→ Data for this exercise
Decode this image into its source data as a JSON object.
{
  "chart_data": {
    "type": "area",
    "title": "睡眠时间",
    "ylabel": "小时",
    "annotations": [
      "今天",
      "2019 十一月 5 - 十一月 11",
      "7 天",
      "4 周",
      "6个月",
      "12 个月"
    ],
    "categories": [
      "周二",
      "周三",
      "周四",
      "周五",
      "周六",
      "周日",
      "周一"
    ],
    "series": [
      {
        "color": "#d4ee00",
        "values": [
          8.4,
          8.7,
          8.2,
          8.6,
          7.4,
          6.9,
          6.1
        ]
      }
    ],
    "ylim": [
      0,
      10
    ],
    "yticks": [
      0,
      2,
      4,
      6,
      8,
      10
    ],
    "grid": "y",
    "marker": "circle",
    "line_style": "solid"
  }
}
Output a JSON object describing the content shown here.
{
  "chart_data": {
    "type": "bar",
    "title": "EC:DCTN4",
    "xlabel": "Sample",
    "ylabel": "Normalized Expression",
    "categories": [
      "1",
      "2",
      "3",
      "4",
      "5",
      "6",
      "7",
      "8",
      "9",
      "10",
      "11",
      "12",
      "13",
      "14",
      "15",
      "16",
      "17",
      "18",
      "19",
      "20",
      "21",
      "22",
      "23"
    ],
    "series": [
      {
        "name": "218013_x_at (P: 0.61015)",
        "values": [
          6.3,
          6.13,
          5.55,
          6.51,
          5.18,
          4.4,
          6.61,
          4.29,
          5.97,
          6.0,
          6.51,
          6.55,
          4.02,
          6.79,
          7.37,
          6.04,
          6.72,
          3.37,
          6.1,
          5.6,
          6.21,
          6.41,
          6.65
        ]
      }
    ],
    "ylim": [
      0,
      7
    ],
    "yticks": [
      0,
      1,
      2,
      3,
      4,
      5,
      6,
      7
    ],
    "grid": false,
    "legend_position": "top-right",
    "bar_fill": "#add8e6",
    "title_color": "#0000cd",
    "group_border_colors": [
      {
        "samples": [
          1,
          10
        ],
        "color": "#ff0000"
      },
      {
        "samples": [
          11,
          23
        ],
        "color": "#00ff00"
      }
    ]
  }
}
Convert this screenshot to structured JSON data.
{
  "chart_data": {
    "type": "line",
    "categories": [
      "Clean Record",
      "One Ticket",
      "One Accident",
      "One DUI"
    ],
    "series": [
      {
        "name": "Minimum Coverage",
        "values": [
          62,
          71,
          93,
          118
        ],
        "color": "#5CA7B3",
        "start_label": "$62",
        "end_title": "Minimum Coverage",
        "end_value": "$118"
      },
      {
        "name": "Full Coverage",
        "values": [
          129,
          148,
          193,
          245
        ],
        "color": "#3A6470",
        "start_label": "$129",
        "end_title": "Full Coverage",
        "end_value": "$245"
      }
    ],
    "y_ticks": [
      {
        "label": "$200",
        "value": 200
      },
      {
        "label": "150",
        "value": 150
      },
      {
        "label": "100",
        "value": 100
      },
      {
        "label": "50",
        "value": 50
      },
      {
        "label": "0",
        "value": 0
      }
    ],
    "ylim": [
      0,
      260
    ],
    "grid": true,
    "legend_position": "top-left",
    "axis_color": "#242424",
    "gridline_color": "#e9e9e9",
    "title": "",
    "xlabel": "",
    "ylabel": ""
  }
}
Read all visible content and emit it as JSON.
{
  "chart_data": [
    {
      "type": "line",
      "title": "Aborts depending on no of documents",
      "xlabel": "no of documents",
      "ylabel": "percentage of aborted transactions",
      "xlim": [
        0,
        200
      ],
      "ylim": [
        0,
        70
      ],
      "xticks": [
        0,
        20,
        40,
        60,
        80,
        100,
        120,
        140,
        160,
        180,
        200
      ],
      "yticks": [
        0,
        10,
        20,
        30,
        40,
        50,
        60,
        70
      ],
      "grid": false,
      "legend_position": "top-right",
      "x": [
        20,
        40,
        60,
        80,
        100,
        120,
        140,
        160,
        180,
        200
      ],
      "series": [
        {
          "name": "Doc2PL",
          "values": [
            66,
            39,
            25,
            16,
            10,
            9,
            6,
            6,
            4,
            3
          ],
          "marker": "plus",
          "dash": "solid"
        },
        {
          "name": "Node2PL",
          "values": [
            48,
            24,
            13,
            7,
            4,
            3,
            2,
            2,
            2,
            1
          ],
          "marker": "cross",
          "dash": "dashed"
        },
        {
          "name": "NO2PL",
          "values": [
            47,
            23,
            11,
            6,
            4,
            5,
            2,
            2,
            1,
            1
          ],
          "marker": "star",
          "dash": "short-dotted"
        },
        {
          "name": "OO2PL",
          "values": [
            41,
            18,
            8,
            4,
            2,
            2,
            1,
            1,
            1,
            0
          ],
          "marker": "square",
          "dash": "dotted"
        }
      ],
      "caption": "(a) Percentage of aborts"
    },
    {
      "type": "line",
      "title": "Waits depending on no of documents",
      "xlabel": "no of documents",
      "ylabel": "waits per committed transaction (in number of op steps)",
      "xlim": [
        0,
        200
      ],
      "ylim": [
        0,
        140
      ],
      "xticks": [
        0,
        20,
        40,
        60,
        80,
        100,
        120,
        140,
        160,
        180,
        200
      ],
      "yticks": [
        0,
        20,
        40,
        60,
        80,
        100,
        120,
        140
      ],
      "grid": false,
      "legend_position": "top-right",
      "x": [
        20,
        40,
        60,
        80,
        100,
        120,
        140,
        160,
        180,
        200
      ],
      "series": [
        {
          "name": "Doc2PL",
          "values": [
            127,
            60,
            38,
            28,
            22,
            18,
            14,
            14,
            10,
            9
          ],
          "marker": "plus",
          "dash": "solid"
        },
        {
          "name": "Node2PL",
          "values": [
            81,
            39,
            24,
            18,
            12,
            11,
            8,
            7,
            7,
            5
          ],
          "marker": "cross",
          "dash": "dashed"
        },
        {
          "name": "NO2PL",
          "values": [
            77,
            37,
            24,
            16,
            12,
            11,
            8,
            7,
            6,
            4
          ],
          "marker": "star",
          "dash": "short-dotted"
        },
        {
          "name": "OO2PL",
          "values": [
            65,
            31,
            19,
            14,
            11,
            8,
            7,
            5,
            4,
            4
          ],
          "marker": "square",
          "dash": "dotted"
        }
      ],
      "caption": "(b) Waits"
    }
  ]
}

→ Required task
Write out every line exactly as it stands.

→ Solution below
Decode this image into its source data as a JSON object.
{
  "chart_data": {
    "type": "area",
    "title": "睡眠时间",
    "ylabel": "小时",
    "annotations": [
      "今天",
      "2019 十一月 5 - 十一月 11",
      "7 天",
      "4 周",
      "6个月",
      "12 个月"
    ],
    "categories": [
      "周二",
      "周三",
      "周四",
      "周五",
      "周六",
      "周日",
      "周一"
    ],
    "series": [
      {
        "color": "#d4ee00",
        "values": [
          8.4,
          8.7,
          8.2,
          8.6,
          7.4,
          6.9,
          6.1
        ]
      }
    ],
    "ylim": [
      0,
      10
    ],
    "yticks": [
      0,
      2,
      4,
      6,
      8,
      10
    ],
    "grid": "y",
    "marker": "circle",
    "line_style": "solid"
  }
}
Output a JSON object describing the content shown here.
{
  "chart_data": {
    "type": "bar",
    "title": "EC:DCTN4",
    "xlabel": "Sample",
    "ylabel": "Normalized Expression",
    "categories": [
      "1",
      "2",
      "3",
      "4",
      "5",
      "6",
      "7",
      "8",
      "9",
      "10",
      "11",
      "12",
      "13",
      "14",
      "15",
      "16",
      "17",
      "18",
      "19",
      "20",
      "21",
      "22",
      "23"
    ],
    "series": [
      {
        "name": "218013_x_at (P: 0.61015)",
        "values": [
          6.3,
          6.13,
          5.55,
          6.51,
          5.18,
          4.4,
          6.61,
          4.29,
          5.97,
          6.0,
          6.51,
          6.55,
          4.02,
          6.79,
          7.37,
          6.04,
          6.72,
          3.37,
          6.1,
          5.6,
          6.21,
          6.41,
          6.65
        ]
      }
    ],
    "ylim": [
      0,
      7
    ],
    "yticks": [
      0,
      1,
      2,
      3,
      4,
      5,
      6,
      7
    ],
    "grid": false,
    "legend_position": "top-right",
    "bar_fill": "#add8e6",
    "title_color": "#0000cd",
    "group_border_colors": [
      {
        "samples": [
          1,
          10
        ],
        "color": "#ff0000"
      },
      {
        "samples": [
          11,
          23
        ],
        "color": "#00ff00"
      }
    ]
  }
}
Convert this screenshot to structured JSON data.
{
  "chart_data": {
    "type": "line",
    "categories": [
      "Clean Record",
      "One Ticket",
      "One Accident",
      "One DUI"
    ],
    "series": [
      {
        "name": "Minimum Coverage",
        "values": [
          62,
          71,
          93,
          118
        ],
        "color": "#5CA7B3",
        "start_label": "$62",
        "end_title": "Minimum Coverage",
        "end_value": "$118"
      },
      {
        "name": "Full Coverage",
        "values": [
          129,
          148,
          193,
          245
        ],
        "color": "#3A6470",
        "start_label": "$129",
        "end_title": "Full Coverage",
        "end_value": "$245"
      }
    ],
    "y_ticks": [
      {
        "label": "$200",
        "value": 200
      },
      {
        "label": "150",
        "value": 150
      },
      {
        "label": "100",
        "value": 100
      },
      {
        "label": "50",
        "value": 50
      },
      {
        "label": "0",
        "value": 0
      }
    ],
    "ylim": [
      0,
      260
    ],
    "grid": true,
    "legend_position": "top-left",
    "axis_color": "#242424",
    "gridline_color": "#e9e9e9",
    "title": "",
    "xlabel": "",
    "ylabel": ""
  }
}
Read all visible content and emit it as JSON.
{
  "chart_data": [
    {
      "type": "line",
      "title": "Aborts depending on no of documents",
      "xlabel": "no of documents",
      "ylabel": "percentage of aborted transactions",
      "xlim": [
        0,
        200
      ],
      "ylim": [
        0,
        70
      ],
      "xticks": [
        0,
        20,
        40,
        60,
        80,
        100,
        120,
        140,
        160,
        180,
        200
      ],
      "yticks": [
        0,
        10,
        20,
        30,
        40,
        50,
        60,
        70
      ],
      "grid": false,
      "legend_position": "top-right",
      "x": [
        20,
        40,
        60,
        80,
        100,
        120,
        140,
        160,
        180,
        200
      ],
      "series": [
        {
          "name": "Doc2PL",
          "values": [
            66,
            39,
            25,
            16,
            10,
            9,
            6,
            6,
            4,
            3
          ],
          "marker": "plus",
          "dash": "solid"
        },
        {
          "name": "Node2PL",
          "values": [
            48,
            24,
            13,
            7,
            4,
            3,
            2,
            2,
            2,
            1
          ],
          "marker": "cross",
          "dash": "dashed"
        },
        {
          "name": "NO2PL",
          "values": [
            47,
            23,
            11,
            6,
            4,
            5,
            2,
            2,
            1,
            1
          ],
          "marker": "star",
          "dash": "short-dotted"
        },
        {
          "name": "OO2PL",
          "values": [
            41,
            18,
            8,
            4,
            2,
            2,
            1,
            1,
            1,
            0
          ],
          "marker": "square",
          "dash": "dotted"
        }
      ],
      "caption": "(a) Percentage of aborts"
    },
    {
      "type": "line",
      "title": "Waits depending on no of documents",
      "xlabel": "no of documents",
      "ylabel": "waits per committed transaction (in number of op steps)",
      "xlim": [
        0,
        200
      ],
      "ylim": [
        0,
        140
      ],
      "xticks": [
        0,
        20,
        40,
        60,
        80,
        100,
        120,
        140,
        160,
        180,
        200
      ],
      "yticks": [
        0,
        20,
        40,
        60,
        80,
        100,
        120,
        140
      ],
      "grid": false,
      "legend_position": "top-right",
      "x": [
        20,
        40,
        60,
        80,
        100,
        120,
        140,
        160,
        180,
        200
      ],
      "series": [
        {
          "name": "Doc2PL",
          "values": [
            127,
            60,
            38,
            28,
            22,
            18,
            14,
            14,
            10,
            9
          ],
          "marker": "plus",
          "dash": "solid"
        },
        {
          "name": "Node2PL",
          "values": [
            81,
            39,
            24,
            18,
            12,
            11,
            8,
            7,
            7,
            5
          ],
          "marker": "cross",
          "dash": "dashed"
        },
        {
          "name": "NO2PL",
          "values": [
            77,
            37,
            24,
            16,
            12,
            11,
            8,
            7,
            6,
            4
          ],
          "marker": "star",
          "dash": "short-dotted"
        },
        {
          "name": "OO2PL",
          "values": [
            65,
            31,
            19,
            14,
            11,
            8,
            7,
            5,
            4,
            4
          ],
          "marker": "square",
          "dash": "dotted"
        }
      ],
      "caption": "(b) Waits"
    }
  ]
}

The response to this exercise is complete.